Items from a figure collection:

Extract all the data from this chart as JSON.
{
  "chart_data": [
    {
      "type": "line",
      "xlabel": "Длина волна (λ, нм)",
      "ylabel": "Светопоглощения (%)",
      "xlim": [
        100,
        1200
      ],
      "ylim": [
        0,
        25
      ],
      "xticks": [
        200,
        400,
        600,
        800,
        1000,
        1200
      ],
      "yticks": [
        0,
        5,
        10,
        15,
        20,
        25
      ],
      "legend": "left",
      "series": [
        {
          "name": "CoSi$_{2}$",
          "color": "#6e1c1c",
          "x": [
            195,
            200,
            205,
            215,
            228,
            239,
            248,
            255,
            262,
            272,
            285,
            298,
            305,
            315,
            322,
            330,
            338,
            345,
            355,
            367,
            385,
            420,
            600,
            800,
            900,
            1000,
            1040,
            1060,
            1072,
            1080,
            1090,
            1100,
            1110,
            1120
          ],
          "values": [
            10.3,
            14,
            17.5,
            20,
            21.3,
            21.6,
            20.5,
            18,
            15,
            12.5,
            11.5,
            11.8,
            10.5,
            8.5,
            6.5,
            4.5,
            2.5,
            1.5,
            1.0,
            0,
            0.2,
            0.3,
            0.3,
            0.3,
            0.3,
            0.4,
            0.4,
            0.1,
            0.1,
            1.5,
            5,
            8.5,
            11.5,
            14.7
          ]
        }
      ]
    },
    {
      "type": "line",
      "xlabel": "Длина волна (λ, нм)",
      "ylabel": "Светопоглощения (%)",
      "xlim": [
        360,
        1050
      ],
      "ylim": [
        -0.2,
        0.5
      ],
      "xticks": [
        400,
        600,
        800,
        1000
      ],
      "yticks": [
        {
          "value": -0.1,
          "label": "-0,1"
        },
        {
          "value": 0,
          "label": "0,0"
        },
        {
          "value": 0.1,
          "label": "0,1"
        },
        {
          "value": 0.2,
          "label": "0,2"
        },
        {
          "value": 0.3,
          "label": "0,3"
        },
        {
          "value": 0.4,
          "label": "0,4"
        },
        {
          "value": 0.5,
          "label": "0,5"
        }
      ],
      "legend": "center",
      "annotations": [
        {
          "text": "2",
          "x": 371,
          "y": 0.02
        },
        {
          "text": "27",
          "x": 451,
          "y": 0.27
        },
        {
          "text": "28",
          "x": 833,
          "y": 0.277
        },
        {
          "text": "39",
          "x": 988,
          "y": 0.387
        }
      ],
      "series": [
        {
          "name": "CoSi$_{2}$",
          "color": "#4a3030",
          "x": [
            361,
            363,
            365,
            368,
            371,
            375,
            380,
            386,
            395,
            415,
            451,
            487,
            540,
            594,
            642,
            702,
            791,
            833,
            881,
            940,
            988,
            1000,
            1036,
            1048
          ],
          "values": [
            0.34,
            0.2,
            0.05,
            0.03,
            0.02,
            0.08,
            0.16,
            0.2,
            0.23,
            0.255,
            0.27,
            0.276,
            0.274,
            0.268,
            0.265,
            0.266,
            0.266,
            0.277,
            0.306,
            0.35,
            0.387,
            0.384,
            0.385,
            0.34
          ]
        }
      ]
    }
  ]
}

WHAT IS ASKED ->
Extract the full set of entries word for word.

RESULT OF THE TASK ->
Extract all the data from this chart as JSON.
{
  "chart_data": [
    {
      "type": "line",
      "xlabel": "Длина волна (λ, нм)",
      "ylabel": "Светопоглощения (%)",
      "xlim": [
        100,
        1200
      ],
      "ylim": [
        0,
        25
      ],
      "xticks": [
        200,
        400,
        600,
        800,
        1000,
        1200
      ],
      "yticks": [
        0,
        5,
        10,
        15,
        20,
        25
      ],
      "legend": "left",
      "series": [
        {
          "name": "CoSi$_{2}$",
          "color": "#6e1c1c",
          "x": [
            195,
            200,
            205,
            215,
            228,
            239,
            248,
            255,
            262,
            272,
            285,
            298,
            305,
            315,
            322,
            330,
            338,
            345,
            355,
            367,
            385,
            420,
            600,
            800,
            900,
            1000,
            1040,
            1060,
            1072,
            1080,
            1090,
            1100,
            1110,
            1120
          ],
          "values": [
            10.3,
            14,
            17.5,
            20,
            21.3,
            21.6,
            20.5,
            18,
            15,
            12.5,
            11.5,
            11.8,
            10.5,
            8.5,
            6.5,
            4.5,
            2.5,
            1.5,
            1.0,
            0,
            0.2,
            0.3,
            0.3,
            0.3,
            0.3,
            0.4,
            0.4,
            0.1,
            0.1,
            1.5,
            5,
            8.5,
            11.5,
            14.7
          ]
        }
      ]
    },
    {
      "type": "line",
      "xlabel": "Длина волна (λ, нм)",
      "ylabel": "Светопоглощения (%)",
      "xlim": [
        360,
        1050
      ],
      "ylim": [
        -0.2,
        0.5
      ],
      "xticks": [
        400,
        600,
        800,
        1000
      ],
      "yticks": [
        {
          "value": -0.1,
          "label": "-0,1"
        },
        {
          "value": 0,
          "label": "0,0"
        },
        {
          "value": 0.1,
          "label": "0,1"
        },
        {
          "value": 0.2,
          "label": "0,2"
        },
        {
          "value": 0.3,
          "label": "0,3"
        },
        {
          "value": 0.4,
          "label": "0,4"
        },
        {
          "value": 0.5,
          "label": "0,5"
        }
      ],
      "legend": "center",
      "annotations": [
        {
          "text": "2",
          "x": 371,
          "y": 0.02
        },
        {
          "text": "27",
          "x": 451,
          "y": 0.27
        },
        {
          "text": "28",
          "x": 833,
          "y": 0.277
        },
        {
          "text": "39",
          "x": 988,
          "y": 0.387
        }
      ],
      "series": [
        {
          "name": "CoSi$_{2}$",
          "color": "#4a3030",
          "x": [
            361,
            363,
            365,
            368,
            371,
            375,
            380,
            386,
            395,
            415,
            451,
            487,
            540,
            594,
            642,
            702,
            791,
            833,
            881,
            940,
            988,
            1000,
            1036,
            1048
          ],
          "values": [
            0.34,
            0.2,
            0.05,
            0.03,
            0.02,
            0.08,
            0.16,
            0.2,
            0.23,
            0.255,
            0.27,
            0.276,
            0.274,
            0.268,
            0.265,
            0.266,
            0.266,
            0.277,
            0.306,
            0.35,
            0.387,
            0.384,
            0.385,
            0.34
          ]
        }
      ]
    }
  ]
}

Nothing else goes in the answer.